Source material -

[START]

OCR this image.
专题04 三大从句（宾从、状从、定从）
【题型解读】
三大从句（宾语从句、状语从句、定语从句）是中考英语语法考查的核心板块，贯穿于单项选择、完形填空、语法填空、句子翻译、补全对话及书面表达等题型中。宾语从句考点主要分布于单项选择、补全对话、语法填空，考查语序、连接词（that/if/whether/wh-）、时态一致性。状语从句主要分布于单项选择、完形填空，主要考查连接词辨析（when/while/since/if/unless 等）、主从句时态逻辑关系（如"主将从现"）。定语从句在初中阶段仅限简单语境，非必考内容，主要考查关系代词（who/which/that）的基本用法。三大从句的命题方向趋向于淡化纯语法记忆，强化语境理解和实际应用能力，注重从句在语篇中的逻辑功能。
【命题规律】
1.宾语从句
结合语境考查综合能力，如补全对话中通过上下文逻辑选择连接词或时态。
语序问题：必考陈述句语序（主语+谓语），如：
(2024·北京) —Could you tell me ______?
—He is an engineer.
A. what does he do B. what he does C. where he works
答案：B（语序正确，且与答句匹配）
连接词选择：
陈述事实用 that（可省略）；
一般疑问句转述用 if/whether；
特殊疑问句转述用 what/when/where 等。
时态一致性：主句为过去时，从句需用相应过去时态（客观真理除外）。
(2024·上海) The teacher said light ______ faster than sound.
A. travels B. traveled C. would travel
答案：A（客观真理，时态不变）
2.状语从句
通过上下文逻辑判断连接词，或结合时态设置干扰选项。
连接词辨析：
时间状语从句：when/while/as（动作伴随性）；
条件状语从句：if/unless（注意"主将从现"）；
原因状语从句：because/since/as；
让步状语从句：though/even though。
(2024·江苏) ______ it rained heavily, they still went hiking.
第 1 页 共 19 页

[END]

Given problem -
Exactly as they are written, print the entries again.

Output -
OCR this image.
专题04 三大从句（宾从、状从、定从）
【题型解读】
三大从句（宾语从句、状语从句、定语从句）是中考英语语法考查的核心板块，贯穿于单项选择、完形填空、语法填空、句子翻译、补全对话及书面表达等题型中。宾语从句考点主要分布于单项选择、补全对话、语法填空，考查语序、连接词（that/if/whether/wh-）、时态一致性。状语从句主要分布于单项选择、完形填空，主要考查连接词辨析（when/while/since/if/unless 等）、主从句时态逻辑关系（如"主将从现"）。定语从句在初中阶段仅限简单语境，非必考内容，主要考查关系代词（who/which/that）的基本用法。三大从句的命题方向趋向于淡化纯语法记忆，强化语境理解和实际应用能力，注重从句在语篇中的逻辑功能。
【命题规律】
1.宾语从句
结合语境考查综合能力，如补全对话中通过上下文逻辑选择连接词或时态。
语序问题：必考陈述句语序（主语+谓语），如：
(2024·北京) —Could you tell me ______?
—He is an engineer.
A. what does he do B. what he does C. where he works
答案：B（语序正确，且与答句匹配）
连接词选择：
陈述事实用 that（可省略）；
一般疑问句转述用 if/whether；
特殊疑问句转述用 what/when/where 等。
时态一致性：主句为过去时，从句需用相应过去时态（客观真理除外）。
(2024·上海) The teacher said light ______ faster than sound.
A. travels B. traveled C. would travel
答案：A（客观真理，时态不变）
2.状语从句
通过上下文逻辑判断连接词，或结合时态设置干扰选项。
连接词辨析：
时间状语从句：when/while/as（动作伴随性）；
条件状语从句：if/unless（注意"主将从现"）；
原因状语从句：because/since/as；
让步状语从句：though/even though。
(2024·江苏) ______ it rained heavily, they still went hiking.
第 1 页 共 19 页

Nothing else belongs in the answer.